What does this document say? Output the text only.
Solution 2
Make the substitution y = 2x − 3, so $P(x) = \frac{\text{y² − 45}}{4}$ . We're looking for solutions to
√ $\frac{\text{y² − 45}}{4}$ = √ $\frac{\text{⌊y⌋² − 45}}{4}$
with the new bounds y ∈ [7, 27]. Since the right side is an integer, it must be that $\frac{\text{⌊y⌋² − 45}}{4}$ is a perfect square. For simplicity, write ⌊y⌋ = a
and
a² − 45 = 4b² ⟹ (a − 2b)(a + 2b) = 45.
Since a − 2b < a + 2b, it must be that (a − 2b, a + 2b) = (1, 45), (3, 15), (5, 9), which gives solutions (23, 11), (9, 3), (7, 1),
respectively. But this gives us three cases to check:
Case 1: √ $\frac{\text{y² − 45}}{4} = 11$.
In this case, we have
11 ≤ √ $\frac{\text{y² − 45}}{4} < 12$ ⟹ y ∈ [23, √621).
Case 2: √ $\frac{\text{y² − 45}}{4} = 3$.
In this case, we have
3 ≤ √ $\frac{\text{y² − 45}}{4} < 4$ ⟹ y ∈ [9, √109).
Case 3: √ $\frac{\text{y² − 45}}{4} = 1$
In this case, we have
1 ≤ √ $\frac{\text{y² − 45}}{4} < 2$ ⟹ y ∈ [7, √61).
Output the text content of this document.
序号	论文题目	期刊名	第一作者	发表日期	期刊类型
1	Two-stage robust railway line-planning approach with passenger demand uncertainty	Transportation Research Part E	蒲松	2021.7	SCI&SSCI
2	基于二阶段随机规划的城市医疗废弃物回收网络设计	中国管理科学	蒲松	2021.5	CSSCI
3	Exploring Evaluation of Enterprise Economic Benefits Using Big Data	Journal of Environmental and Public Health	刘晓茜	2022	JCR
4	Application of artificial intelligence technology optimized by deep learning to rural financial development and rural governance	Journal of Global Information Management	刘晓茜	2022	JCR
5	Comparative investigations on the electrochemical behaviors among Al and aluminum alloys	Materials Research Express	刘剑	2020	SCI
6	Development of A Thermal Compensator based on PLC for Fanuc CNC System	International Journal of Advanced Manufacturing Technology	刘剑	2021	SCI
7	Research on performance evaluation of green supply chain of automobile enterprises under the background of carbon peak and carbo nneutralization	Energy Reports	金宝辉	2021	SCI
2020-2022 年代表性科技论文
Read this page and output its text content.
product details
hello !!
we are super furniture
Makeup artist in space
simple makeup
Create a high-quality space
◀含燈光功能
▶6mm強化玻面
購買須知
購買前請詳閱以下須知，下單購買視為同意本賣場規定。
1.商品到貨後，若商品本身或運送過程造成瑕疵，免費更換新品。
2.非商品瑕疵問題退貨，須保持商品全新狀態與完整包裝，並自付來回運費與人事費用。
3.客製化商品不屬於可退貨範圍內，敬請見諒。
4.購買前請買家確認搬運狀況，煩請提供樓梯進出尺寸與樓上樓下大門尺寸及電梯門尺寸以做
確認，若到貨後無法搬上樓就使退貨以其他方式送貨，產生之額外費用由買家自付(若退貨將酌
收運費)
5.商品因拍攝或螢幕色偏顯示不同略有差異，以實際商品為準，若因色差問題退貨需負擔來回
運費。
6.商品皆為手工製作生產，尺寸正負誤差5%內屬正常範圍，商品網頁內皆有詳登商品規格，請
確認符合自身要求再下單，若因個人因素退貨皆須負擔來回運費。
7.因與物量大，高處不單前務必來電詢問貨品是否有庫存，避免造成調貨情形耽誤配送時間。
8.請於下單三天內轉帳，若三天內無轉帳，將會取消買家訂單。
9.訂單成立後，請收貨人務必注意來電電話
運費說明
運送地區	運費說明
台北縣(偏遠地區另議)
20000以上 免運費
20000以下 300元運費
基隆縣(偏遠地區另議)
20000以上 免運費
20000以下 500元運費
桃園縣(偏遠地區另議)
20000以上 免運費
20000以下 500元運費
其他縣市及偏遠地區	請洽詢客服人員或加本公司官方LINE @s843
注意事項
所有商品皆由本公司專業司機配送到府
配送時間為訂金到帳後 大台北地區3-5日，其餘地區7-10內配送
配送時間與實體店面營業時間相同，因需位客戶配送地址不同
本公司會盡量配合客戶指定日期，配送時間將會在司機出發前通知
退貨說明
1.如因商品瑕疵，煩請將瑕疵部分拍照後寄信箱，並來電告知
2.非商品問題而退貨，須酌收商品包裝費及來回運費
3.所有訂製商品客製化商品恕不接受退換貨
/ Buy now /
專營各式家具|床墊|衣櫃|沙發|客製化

=======

Requirement
Track down every line of the material containing the string "document", and copy it.

Worked answer
What does this document say? Output the text only.
Output the text content of this document.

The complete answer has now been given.